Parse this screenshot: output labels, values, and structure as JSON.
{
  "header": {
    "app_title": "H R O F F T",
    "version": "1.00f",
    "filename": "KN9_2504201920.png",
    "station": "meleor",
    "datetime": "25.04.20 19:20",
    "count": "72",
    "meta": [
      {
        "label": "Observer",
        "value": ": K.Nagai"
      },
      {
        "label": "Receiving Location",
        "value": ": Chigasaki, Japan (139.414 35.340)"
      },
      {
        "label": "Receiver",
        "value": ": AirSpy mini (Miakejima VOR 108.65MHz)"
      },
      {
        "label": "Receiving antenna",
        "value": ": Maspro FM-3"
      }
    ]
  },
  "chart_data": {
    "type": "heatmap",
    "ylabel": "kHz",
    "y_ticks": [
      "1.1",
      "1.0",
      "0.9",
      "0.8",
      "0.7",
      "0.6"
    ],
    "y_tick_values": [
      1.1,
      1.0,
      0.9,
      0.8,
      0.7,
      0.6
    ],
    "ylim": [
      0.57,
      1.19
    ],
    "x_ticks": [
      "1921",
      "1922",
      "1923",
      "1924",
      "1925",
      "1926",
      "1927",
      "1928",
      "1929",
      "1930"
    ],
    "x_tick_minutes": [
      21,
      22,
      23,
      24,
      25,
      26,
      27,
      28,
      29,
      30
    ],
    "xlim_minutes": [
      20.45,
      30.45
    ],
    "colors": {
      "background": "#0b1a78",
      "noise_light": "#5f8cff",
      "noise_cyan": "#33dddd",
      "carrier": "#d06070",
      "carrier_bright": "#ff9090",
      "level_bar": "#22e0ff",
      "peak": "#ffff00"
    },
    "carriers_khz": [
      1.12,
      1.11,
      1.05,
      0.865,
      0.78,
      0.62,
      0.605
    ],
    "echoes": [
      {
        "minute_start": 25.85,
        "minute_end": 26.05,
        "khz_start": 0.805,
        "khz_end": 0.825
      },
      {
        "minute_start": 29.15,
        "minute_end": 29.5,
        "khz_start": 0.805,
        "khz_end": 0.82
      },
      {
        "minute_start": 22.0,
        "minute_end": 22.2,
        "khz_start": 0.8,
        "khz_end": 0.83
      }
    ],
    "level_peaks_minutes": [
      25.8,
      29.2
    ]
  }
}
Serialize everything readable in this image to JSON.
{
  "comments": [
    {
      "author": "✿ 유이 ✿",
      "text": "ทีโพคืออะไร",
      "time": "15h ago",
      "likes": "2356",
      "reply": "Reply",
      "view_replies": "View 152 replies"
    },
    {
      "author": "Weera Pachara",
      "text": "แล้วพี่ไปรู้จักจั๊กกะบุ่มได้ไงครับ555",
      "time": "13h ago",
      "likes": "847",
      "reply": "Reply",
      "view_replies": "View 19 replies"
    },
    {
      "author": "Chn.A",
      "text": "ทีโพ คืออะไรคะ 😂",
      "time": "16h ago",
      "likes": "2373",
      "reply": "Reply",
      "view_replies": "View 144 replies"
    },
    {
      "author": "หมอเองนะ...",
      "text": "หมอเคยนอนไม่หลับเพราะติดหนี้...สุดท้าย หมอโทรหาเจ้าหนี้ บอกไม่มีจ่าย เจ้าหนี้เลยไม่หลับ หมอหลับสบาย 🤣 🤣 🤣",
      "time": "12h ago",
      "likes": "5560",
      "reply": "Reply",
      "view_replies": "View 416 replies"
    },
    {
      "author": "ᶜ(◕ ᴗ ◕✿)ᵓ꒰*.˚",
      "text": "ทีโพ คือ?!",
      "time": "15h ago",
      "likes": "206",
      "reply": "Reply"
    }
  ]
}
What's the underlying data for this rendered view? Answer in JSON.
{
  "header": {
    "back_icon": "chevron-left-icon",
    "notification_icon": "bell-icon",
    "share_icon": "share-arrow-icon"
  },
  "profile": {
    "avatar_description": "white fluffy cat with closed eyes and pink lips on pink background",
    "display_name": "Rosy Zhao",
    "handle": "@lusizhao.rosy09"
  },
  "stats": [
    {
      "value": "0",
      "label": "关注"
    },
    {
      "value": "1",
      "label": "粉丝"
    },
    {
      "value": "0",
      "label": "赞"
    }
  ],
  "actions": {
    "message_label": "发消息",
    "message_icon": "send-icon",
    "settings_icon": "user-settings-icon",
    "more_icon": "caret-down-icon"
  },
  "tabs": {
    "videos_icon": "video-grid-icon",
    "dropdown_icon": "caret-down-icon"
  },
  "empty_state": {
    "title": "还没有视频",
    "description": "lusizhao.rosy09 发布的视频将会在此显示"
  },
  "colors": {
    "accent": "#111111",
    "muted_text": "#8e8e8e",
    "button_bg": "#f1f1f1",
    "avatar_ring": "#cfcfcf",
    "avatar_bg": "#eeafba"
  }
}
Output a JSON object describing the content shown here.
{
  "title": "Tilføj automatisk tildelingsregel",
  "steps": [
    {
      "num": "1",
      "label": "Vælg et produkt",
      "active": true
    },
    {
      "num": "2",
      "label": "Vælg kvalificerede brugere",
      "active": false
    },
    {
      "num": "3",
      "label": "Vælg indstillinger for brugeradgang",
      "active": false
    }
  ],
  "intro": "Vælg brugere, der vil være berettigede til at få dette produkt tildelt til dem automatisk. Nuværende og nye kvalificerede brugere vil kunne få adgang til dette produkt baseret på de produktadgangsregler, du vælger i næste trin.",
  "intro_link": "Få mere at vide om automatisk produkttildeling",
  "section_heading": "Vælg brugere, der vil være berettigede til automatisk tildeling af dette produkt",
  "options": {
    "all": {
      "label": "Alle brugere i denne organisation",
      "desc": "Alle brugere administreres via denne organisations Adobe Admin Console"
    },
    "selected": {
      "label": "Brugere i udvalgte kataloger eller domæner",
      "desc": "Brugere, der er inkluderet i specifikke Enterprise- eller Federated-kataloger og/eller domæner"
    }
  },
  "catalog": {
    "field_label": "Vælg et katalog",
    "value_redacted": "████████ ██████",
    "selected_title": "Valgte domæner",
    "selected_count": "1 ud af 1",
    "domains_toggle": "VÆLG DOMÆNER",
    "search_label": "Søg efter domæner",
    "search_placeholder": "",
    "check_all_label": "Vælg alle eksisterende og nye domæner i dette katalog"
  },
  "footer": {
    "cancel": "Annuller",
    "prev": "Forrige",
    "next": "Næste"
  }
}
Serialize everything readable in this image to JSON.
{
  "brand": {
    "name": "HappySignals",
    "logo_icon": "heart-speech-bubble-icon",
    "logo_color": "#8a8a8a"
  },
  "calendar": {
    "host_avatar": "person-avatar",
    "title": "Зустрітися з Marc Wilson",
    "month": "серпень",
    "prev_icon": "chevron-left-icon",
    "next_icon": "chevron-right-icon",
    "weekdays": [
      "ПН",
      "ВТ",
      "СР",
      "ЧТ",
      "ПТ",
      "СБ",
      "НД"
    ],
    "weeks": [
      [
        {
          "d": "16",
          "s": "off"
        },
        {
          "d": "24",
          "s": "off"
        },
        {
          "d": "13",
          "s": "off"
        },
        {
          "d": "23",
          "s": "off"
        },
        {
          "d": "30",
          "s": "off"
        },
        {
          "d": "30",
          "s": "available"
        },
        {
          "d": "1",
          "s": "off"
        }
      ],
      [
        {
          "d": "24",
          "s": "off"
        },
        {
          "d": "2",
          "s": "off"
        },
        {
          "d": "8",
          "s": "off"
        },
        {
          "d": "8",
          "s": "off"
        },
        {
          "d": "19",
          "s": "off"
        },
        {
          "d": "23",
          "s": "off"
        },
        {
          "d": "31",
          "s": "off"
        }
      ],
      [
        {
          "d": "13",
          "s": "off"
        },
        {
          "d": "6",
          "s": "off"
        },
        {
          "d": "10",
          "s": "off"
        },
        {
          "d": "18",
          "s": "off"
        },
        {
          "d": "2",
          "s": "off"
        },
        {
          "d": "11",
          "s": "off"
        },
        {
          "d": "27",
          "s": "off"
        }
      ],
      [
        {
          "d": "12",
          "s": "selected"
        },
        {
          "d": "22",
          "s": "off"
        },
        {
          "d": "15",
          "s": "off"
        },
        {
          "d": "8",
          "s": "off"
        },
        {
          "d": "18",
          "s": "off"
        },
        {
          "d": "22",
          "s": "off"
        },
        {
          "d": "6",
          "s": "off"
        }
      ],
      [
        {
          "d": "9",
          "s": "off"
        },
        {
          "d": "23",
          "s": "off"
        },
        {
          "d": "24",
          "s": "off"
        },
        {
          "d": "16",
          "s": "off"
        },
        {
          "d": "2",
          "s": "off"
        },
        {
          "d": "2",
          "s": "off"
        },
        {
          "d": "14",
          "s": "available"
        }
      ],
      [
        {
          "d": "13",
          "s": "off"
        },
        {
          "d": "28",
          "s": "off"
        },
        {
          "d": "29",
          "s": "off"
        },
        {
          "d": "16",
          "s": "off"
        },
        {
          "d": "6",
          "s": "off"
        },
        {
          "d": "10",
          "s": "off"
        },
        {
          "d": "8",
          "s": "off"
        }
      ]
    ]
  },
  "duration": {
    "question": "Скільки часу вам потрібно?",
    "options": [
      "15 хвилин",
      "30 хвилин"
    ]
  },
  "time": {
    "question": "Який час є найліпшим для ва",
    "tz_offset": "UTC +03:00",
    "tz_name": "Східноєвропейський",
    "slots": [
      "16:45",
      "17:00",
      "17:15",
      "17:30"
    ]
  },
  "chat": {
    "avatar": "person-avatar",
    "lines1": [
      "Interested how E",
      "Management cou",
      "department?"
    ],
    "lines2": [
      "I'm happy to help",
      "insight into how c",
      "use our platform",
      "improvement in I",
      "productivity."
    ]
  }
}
----
**Your task**
Take every line from the records above that has the word "Receiving" and copy it.

**Expected answer**
        "label": "Receiving Location",
        "label": "Receiving antenna",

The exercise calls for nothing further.